TASK >> Search the material below for the string "type" and extract each line that has it.

:: PROVIDED MATERIAL ::

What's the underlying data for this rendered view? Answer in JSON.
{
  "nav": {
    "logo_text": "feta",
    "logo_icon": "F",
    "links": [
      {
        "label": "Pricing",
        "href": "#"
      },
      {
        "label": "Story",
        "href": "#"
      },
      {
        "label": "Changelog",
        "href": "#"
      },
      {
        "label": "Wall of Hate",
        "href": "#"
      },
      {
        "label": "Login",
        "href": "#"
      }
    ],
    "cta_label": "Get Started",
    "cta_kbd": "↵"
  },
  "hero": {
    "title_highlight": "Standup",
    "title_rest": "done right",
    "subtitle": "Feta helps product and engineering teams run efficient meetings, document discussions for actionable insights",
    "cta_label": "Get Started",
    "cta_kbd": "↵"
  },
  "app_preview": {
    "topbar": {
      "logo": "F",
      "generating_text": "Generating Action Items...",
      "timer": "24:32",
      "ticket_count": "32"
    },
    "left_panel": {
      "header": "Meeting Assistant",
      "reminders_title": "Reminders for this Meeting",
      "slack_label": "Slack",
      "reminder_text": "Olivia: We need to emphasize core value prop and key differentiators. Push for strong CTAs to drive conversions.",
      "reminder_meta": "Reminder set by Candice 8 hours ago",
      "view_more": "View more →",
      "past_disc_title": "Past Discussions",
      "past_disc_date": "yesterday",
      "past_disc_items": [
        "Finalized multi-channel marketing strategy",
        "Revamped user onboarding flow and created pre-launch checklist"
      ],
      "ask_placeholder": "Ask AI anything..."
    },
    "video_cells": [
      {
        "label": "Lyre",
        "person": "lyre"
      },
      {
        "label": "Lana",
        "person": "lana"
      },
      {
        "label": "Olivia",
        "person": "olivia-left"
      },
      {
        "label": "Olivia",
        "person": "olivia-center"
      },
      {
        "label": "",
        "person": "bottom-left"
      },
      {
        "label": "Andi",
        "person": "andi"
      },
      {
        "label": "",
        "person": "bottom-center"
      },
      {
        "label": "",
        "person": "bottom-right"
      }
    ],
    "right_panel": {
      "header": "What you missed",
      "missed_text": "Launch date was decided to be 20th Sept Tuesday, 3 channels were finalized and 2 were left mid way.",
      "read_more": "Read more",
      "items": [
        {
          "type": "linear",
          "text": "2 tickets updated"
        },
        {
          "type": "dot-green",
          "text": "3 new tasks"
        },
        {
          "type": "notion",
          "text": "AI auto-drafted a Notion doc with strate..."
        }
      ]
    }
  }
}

:::

TASK ANSWER >>
          "type": "linear",
          "type": "dot-green",
          "type": "notion",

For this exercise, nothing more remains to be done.